WHAT YOU NEED TO DO
Extract the lines that carry the string "alamy" from the listing.

Data items:
▬▬▬▬▬▬▬▬▬▬

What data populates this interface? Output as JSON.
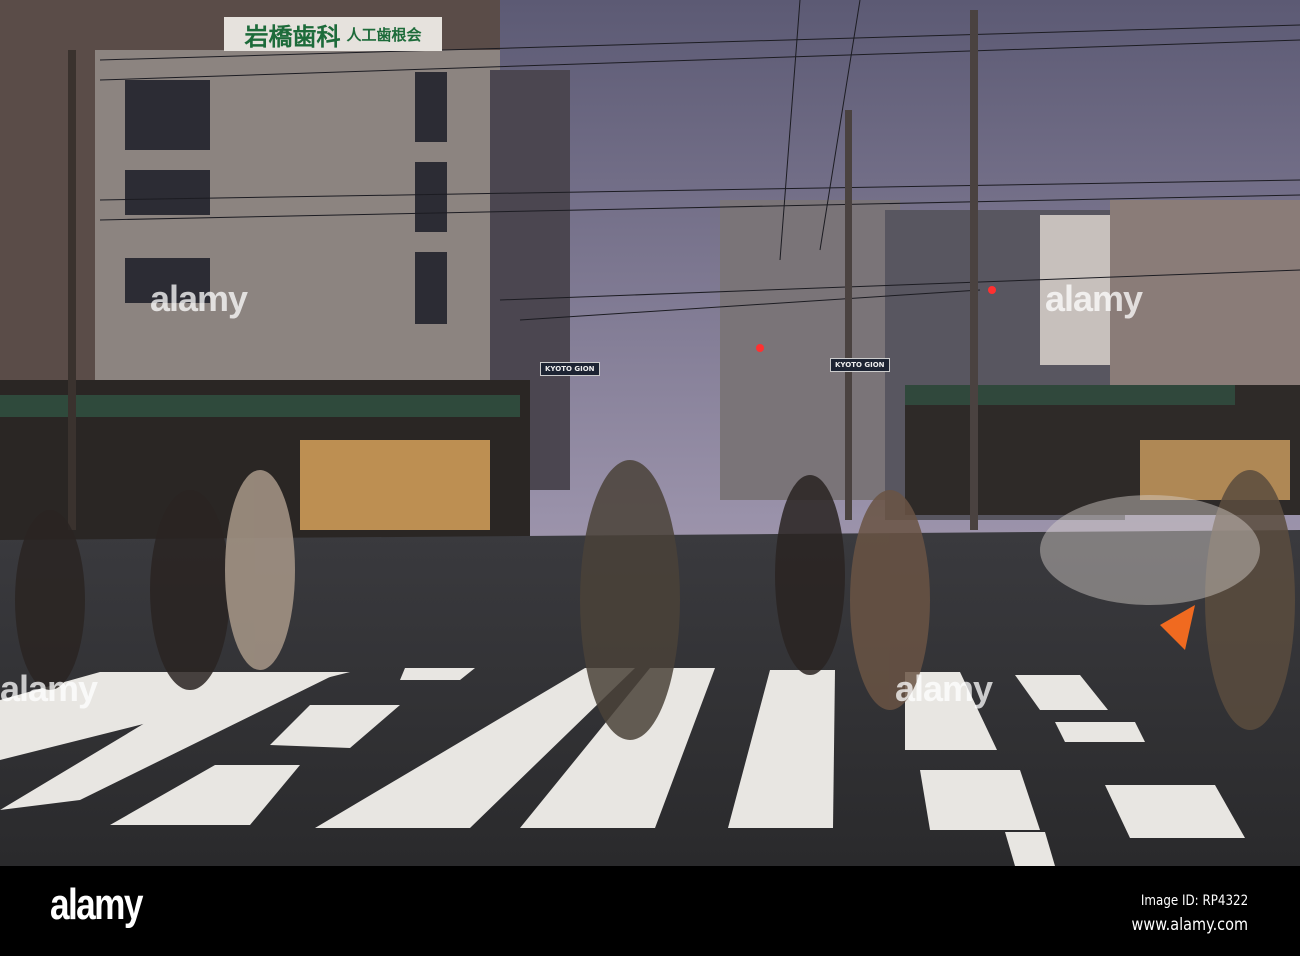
{
  "photo": {
    "description_sign": {
      "main": "岩橋歯科",
      "sub": "人工歯根会"
    },
    "street_signs": [
      "KYOTO GION",
      "KYOTO GION"
    ]
  },
  "watermark": {
    "text": "alamy"
  },
  "footer": {
    "logo": "alamy",
    "image_id": "Image ID: RP4322",
    "url": "www.alamy.com"
  }
}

▬▬▬▬▬▬▬▬▬▬

FINISHED EXERCISE
    "text": "alamy"
    "logo": "alamy",
    "url": "www.alamy.com"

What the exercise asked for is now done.